— The data —

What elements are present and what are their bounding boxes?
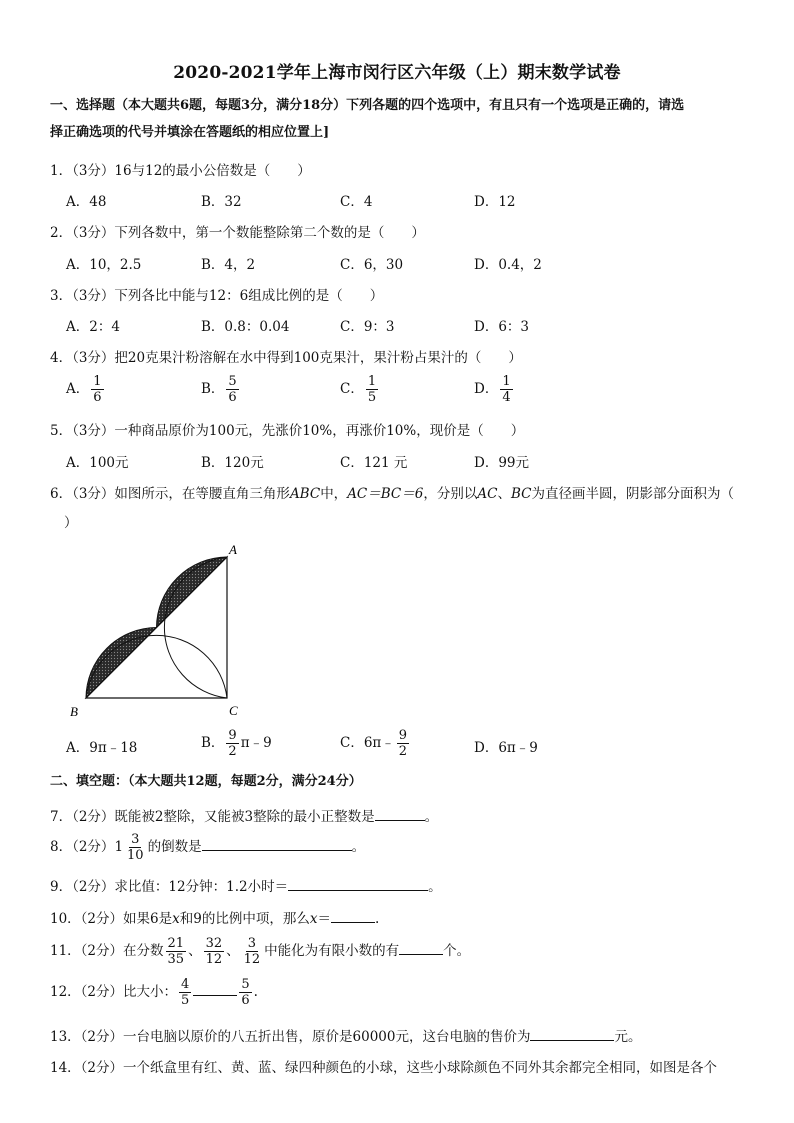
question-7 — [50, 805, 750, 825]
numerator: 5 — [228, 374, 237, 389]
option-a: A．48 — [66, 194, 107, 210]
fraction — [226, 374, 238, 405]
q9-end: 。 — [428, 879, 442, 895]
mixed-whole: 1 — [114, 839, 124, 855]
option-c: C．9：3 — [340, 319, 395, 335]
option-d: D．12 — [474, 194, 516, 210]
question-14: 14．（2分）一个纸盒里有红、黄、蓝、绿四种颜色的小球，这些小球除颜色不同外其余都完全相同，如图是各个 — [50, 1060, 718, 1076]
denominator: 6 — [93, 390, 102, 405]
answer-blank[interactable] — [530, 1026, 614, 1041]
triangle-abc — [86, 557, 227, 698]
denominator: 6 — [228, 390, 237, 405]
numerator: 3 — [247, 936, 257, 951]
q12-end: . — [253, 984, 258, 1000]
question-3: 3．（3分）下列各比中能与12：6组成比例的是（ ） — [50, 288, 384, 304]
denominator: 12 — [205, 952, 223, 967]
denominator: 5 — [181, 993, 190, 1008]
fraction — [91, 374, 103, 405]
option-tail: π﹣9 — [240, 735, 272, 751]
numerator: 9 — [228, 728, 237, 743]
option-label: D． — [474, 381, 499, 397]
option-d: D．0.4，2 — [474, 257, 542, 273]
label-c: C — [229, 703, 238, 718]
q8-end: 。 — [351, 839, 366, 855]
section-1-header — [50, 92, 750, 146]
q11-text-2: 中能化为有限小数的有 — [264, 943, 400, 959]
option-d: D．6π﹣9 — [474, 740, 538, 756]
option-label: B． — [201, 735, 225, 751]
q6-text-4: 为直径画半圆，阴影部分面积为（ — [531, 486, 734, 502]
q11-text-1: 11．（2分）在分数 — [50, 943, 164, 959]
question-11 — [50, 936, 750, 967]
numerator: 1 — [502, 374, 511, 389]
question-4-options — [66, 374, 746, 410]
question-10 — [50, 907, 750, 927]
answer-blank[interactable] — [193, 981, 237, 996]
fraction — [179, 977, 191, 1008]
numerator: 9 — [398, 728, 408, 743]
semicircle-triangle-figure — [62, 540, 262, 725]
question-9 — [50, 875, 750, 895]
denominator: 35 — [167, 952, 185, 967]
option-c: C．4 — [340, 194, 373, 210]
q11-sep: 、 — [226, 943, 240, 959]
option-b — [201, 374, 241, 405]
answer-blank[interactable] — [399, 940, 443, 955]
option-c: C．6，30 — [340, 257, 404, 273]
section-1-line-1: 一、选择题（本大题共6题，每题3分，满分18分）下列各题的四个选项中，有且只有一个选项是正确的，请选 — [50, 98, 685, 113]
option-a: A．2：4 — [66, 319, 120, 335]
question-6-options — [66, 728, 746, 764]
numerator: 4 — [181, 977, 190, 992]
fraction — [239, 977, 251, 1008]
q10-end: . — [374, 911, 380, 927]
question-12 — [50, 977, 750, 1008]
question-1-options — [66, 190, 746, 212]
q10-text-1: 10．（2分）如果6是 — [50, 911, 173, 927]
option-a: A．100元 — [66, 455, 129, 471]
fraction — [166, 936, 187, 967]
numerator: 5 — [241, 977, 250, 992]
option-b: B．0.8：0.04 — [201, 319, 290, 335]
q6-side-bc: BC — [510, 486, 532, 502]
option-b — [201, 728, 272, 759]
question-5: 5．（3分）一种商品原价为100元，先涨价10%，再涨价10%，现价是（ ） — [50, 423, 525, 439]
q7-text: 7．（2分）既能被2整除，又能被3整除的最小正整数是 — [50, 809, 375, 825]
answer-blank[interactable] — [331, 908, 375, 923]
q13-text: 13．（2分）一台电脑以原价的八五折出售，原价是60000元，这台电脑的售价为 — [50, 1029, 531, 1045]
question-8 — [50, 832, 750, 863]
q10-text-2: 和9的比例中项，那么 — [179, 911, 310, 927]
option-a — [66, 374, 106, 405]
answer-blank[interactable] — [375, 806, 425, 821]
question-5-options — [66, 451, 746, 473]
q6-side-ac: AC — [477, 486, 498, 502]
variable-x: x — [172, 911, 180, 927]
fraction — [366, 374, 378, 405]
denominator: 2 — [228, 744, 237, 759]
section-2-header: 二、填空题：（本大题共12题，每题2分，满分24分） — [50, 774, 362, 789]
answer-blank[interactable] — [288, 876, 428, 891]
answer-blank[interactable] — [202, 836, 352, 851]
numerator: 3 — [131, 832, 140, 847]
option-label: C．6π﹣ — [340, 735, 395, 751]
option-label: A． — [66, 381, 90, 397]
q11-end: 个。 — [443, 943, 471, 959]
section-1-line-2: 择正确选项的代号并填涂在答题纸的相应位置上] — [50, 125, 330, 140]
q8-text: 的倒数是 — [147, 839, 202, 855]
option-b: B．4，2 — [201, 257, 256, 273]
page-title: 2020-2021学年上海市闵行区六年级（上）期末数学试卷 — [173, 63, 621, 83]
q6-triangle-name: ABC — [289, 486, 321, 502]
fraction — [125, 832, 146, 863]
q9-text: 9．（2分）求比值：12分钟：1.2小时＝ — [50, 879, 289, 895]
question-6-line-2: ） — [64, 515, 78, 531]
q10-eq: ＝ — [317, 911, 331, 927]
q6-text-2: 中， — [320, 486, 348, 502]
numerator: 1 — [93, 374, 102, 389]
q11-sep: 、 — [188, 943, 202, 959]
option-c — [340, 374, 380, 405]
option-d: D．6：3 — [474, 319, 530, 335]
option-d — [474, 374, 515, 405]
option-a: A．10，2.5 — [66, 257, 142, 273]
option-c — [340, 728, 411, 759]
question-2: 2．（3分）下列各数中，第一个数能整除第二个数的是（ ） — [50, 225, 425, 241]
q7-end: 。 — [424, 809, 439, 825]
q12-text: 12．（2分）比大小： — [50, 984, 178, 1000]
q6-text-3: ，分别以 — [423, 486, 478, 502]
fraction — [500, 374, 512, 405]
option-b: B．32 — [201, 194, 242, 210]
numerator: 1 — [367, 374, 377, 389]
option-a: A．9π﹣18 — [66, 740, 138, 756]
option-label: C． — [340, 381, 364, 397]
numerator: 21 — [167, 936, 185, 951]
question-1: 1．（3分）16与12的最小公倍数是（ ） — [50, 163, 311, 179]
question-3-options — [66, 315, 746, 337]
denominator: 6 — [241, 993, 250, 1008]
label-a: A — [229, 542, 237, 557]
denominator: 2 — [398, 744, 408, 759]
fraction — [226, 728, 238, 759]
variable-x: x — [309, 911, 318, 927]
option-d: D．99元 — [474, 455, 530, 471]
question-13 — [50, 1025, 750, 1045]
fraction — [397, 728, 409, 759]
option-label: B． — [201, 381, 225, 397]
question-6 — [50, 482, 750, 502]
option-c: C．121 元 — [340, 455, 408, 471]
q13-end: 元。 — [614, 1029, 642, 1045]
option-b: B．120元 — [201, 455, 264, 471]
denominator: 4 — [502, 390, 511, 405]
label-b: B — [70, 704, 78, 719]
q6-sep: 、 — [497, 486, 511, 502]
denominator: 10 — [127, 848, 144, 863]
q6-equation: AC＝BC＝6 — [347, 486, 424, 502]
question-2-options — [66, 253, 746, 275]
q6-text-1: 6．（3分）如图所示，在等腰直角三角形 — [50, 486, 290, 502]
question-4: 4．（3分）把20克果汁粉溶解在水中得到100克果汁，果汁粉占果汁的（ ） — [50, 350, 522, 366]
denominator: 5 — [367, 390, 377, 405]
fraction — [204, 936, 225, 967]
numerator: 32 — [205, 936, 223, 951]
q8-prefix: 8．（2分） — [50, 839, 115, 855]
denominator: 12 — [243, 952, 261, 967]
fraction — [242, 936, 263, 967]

* * *

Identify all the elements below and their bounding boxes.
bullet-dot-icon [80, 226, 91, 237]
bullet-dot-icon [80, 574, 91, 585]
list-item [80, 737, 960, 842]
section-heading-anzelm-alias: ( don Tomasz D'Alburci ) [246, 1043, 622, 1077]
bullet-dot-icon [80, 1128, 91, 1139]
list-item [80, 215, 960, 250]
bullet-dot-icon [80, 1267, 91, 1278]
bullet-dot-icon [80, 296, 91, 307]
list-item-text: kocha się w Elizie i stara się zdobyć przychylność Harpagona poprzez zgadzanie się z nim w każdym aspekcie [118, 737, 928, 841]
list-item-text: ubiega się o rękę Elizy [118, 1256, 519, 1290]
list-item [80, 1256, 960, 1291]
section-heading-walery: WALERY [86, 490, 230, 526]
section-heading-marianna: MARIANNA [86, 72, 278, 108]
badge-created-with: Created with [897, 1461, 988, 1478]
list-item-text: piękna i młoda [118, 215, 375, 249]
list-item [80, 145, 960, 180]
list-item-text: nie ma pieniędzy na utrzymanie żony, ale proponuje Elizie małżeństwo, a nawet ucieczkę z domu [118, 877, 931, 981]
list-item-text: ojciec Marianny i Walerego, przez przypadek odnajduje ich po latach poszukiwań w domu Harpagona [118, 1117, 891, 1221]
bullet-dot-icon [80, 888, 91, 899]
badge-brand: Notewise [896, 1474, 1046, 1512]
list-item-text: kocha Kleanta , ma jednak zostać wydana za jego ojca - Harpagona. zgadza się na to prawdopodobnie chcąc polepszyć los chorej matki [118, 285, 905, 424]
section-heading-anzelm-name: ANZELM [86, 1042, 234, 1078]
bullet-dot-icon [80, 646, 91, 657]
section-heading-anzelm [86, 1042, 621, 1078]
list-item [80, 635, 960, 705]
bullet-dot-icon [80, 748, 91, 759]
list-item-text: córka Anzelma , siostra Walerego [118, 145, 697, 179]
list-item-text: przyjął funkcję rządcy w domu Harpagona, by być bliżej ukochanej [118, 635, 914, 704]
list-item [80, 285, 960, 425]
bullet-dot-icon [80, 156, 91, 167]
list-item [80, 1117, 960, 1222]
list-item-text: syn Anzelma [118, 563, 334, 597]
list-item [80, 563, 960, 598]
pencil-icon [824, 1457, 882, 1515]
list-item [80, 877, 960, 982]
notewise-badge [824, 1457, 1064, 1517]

— Problem to solve —
Reproduce the rows starting with the line with "question-7 — [50, 805, 750, 825]" and going on through the line with "q12-end: . — [253, 984, 258, 1000]", substituting "lower-term" for "denominator" and leaving everything else unchanged.

— Complete output —
question-7 — [50, 805, 750, 825]
numerator: 5 — [228, 374, 237, 389]
option-a: A．48 — [66, 194, 107, 210]
fraction — [226, 374, 238, 405]
q9-end: 。 — [428, 879, 442, 895]
mixed-whole: 1 — [114, 839, 124, 855]
option-c: C．9：3 — [340, 319, 395, 335]
option-d: D．12 — [474, 194, 516, 210]
question-14: 14．（2分）一个纸盒里有红、黄、蓝、绿四种颜色的小球，这些小球除颜色不同外其余都完全相同，如图是各个 — [50, 1060, 718, 1076]
lower-term: 6 — [93, 390, 102, 405]
answer-blank[interactable] — [530, 1026, 614, 1041]
triangle-abc — [86, 557, 227, 698]
lower-term: 6 — [228, 390, 237, 405]
numerator: 3 — [247, 936, 257, 951]
q12-end: . — [253, 984, 258, 1000]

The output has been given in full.